[What the task asks] In the following material, identify every line holding the string "this" and return it.

[Data rows]
○ ○ ○ ○

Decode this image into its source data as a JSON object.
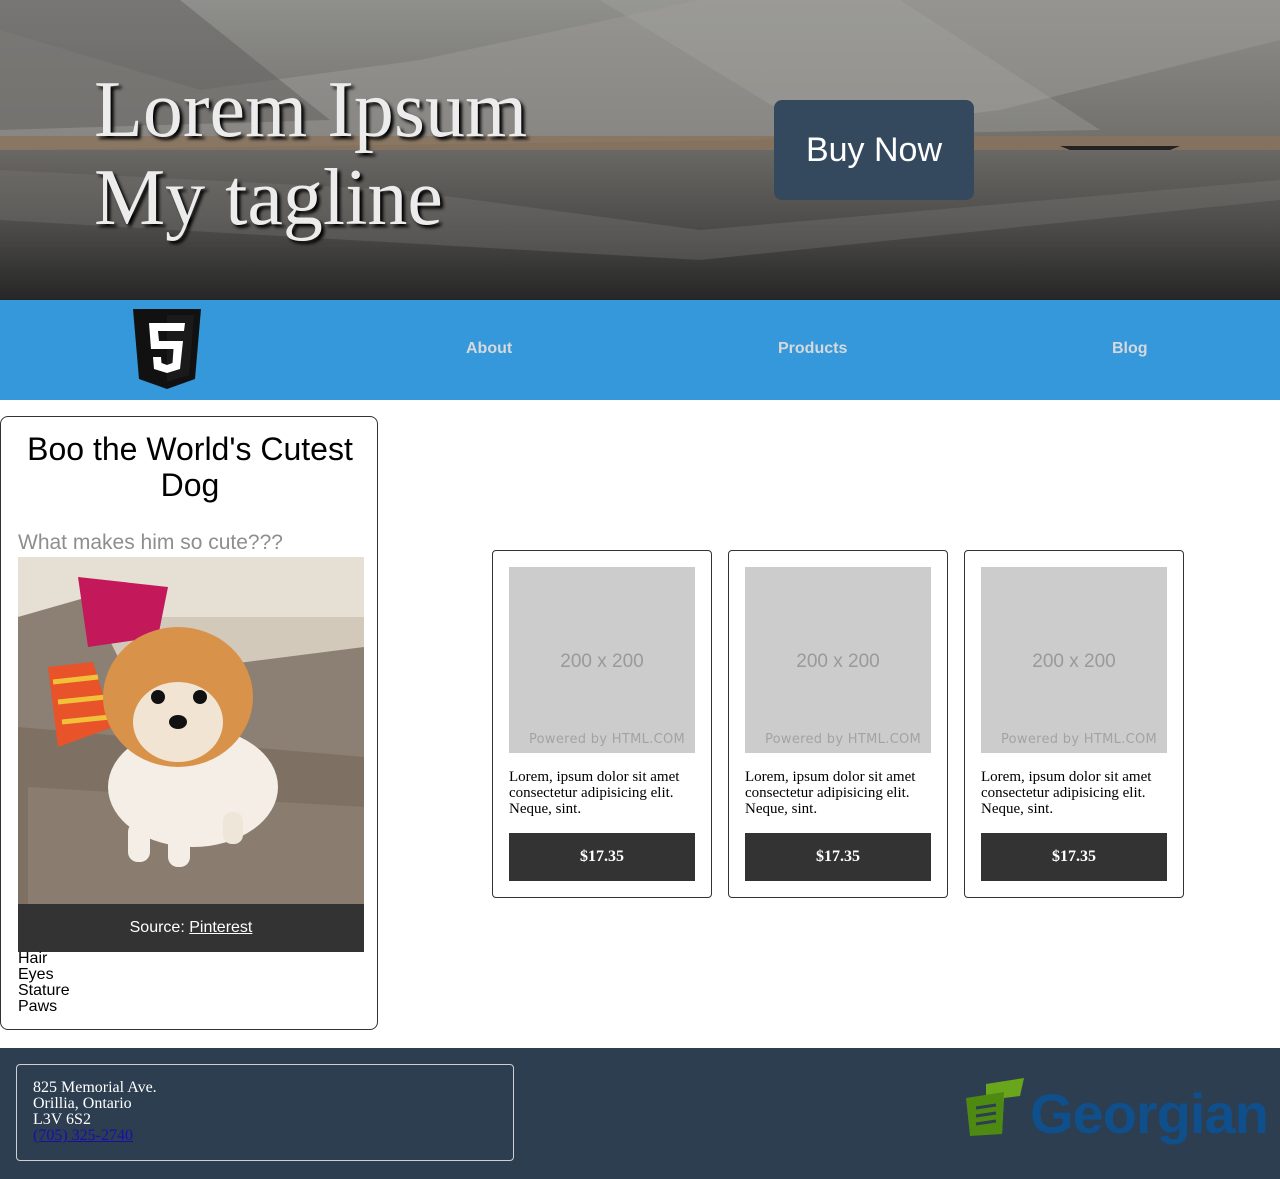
{
  "hero": {
    "title_line1": "Lorem Ipsum",
    "title_line2": "My tagline",
    "buy_label": "Buy Now"
  },
  "nav": {
    "logo_digit": "5",
    "items": [
      {
        "label": "About"
      },
      {
        "label": "Products"
      },
      {
        "label": "Blog"
      }
    ]
  },
  "dog_card": {
    "title": "Boo the World's Cutest Dog",
    "subtitle": "What makes him so cute???",
    "caption_prefix": "Source: ",
    "caption_link": "Pinterest",
    "traits": [
      "Hair",
      "Eyes",
      "Stature",
      "Paws"
    ]
  },
  "products": [
    {
      "placeholder": "200 x 200",
      "powered": "Powered by HTML.COM",
      "description": "Lorem, ipsum dolor sit amet consectetur adipisicing elit. Neque, sint.",
      "price": "$17.35"
    },
    {
      "placeholder": "200 x 200",
      "powered": "Powered by HTML.COM",
      "description": "Lorem, ipsum dolor sit amet consectetur adipisicing elit. Neque, sint.",
      "price": "$17.35"
    },
    {
      "placeholder": "200 x 200",
      "powered": "Powered by HTML.COM",
      "description": "Lorem, ipsum dolor sit amet consectetur adipisicing elit. Neque, sint.",
      "price": "$17.35"
    }
  ],
  "footer": {
    "address": [
      "825 Memorial Ave.",
      "Orillia, Ontario",
      "L3V 6S2"
    ],
    "phone": "(705) 325-2740",
    "logo_word": "Georgian"
  },
  "colors": {
    "nav_bg": "#3498db",
    "buy_button": "#34495e",
    "footer_bg": "#2c3e50",
    "dark_button": "#333333"
  }
}
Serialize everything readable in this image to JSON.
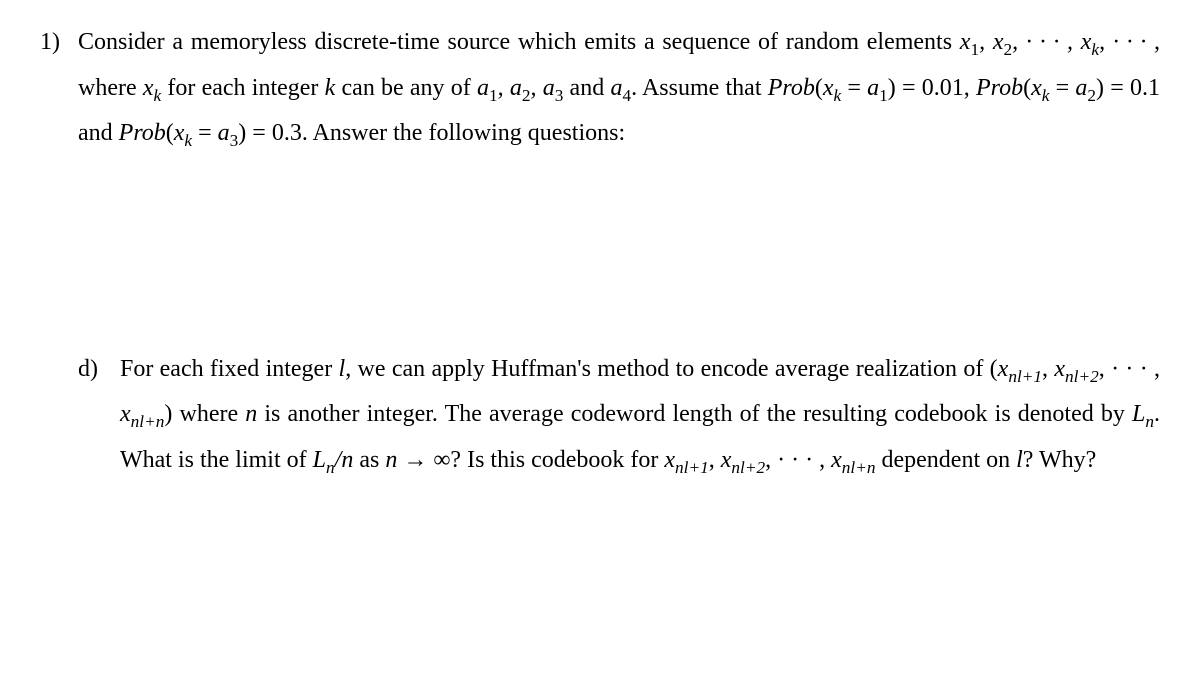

○ ○ ○ ○

[Correct output]
Decode this image into its source data as a JSON object.
Serialize everything readable in this image to JSON.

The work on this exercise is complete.